**Source text:**

Affordable housing in Colorado mountain towns like Buena Vista is one of the biggest challenges communities face today. In this episode of Real Estate in the Rockies, we break down what it actually takes to build affordable housing and whether it can truly work. Ashley and Jessica sit down with Paul Andrews, developer of The Crossing, a 50% affordable housing community in Buena Vista, to discuss funding, infrastructure, deed restrictions, and the real cost behind these projects. Paul brings decades of experience in real estate finance and development, including leadership roles at Vail Resorts and EverWest Real Estate Investors, where he helped grow a $5 billion real estate platform.

Ashley Kappel and Jessica Chariton

3 min read

Affordable housing is one of the most urgent challenges facing Colorado's mountain communities right now. In places like Buena Vista, rising home prices, limited inventory, and growing demand are pushing local workers and families further from the towns they work in.

So the question a lot of communities are asking: is affordable housing even possible in these markets anymore?

The Crossing, a development in Buena Vista, offers a real-world case study — and on this episode of the Real Estate in the Rockies podcast, we break down exactly how it's being done.

👉 Listen to Episode #2 here 🎧 Also available on Spotify / Apple Podcasts

Quick Answer: Is Affordable Housing Possible in Mountain Towns?

Yes, but it requires a mix of public funding, deed restrictions, and smaller-footprint design working together. Traditional market-rate financing alone can't make the math work in high-demand mountain markets. Projects like The Crossing combine grants, low-interest loans, and creative design choices to hit lower price points, while deed restrictions keep those homes affordable for future buyers, not just the first one.

The Reality Behind Affordable Housing

Affordable housing isn't just about building cheaper homes, it requires completely rethinking how a project is financed, designed, and executed.

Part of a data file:
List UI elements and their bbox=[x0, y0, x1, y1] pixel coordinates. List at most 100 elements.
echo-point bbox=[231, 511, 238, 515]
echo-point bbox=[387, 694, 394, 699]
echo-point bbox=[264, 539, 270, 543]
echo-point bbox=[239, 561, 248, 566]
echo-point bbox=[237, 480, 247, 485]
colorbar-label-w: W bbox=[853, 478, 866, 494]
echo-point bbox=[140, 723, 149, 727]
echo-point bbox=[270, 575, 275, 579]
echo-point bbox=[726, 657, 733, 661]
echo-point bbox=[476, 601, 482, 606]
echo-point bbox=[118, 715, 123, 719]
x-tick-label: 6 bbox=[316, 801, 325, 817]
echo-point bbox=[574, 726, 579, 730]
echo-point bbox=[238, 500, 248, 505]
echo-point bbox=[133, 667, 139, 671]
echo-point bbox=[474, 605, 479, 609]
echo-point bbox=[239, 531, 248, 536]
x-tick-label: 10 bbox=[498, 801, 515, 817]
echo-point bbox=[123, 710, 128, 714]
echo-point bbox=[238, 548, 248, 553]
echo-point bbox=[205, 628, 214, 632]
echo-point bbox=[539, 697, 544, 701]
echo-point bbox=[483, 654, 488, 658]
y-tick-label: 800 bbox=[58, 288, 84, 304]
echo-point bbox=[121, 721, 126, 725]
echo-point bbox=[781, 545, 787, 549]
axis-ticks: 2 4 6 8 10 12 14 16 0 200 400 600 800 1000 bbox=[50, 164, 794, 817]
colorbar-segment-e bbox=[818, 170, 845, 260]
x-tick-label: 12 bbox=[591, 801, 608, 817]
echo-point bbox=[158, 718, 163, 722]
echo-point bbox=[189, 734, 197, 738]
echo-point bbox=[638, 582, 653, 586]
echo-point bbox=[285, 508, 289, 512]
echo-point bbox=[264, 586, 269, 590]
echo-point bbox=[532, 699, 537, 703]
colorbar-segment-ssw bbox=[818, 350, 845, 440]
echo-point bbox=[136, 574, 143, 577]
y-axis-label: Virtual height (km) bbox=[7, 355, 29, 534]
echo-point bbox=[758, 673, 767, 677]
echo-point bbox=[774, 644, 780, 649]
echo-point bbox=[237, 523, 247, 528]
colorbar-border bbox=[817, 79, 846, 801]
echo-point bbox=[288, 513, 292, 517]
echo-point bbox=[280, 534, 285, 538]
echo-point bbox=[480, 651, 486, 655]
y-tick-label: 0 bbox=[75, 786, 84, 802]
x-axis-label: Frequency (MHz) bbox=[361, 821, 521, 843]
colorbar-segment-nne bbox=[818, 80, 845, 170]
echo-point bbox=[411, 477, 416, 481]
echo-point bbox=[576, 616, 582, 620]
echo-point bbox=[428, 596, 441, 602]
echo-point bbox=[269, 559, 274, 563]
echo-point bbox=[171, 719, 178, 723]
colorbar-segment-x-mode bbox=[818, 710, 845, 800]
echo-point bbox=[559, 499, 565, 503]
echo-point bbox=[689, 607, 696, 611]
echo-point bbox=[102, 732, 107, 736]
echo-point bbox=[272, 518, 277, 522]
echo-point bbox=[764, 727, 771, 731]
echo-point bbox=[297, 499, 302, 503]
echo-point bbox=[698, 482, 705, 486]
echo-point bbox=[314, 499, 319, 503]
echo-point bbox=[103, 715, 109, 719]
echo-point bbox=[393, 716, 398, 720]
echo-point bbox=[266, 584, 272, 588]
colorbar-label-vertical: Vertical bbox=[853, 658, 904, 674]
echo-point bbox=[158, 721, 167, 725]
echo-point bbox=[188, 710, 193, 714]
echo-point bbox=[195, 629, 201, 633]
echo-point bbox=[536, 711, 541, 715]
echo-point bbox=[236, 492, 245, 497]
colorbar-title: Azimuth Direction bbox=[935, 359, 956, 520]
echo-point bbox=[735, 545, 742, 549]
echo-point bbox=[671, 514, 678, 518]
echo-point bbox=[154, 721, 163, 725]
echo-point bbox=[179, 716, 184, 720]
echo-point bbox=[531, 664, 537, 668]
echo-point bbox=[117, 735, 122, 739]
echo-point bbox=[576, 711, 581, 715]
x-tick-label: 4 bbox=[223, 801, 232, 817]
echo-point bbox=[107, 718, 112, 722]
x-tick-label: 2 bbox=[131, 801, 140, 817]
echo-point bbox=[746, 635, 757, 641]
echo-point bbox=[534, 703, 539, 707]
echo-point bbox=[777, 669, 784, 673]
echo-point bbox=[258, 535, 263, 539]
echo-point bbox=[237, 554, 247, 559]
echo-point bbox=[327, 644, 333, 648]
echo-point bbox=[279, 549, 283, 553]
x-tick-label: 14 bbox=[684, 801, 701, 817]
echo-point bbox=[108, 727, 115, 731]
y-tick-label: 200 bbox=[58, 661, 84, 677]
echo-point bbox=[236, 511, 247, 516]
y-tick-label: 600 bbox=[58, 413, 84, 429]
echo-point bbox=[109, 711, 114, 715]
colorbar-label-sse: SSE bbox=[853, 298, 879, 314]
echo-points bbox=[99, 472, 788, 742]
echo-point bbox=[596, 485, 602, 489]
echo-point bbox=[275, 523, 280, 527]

**Brief 1:**
List the pressures that the housing text says are pushing local workers and families further from the towns they work in.
**Brief 2:**
In the housing text, rewrite the passage starting with "The Crossing, a development" and going on through "it's being done.", putting "show" in place of "podcast".

**Exercise solution 1:**
- rising home prices
- limited inventory
- growing demand

**Exercise solution 2:**
The Crossing, a development in Buena Vista, offers a real-world case study — and on this episode of the Real Estate in the Rockies show, we break down exactly how it's being done.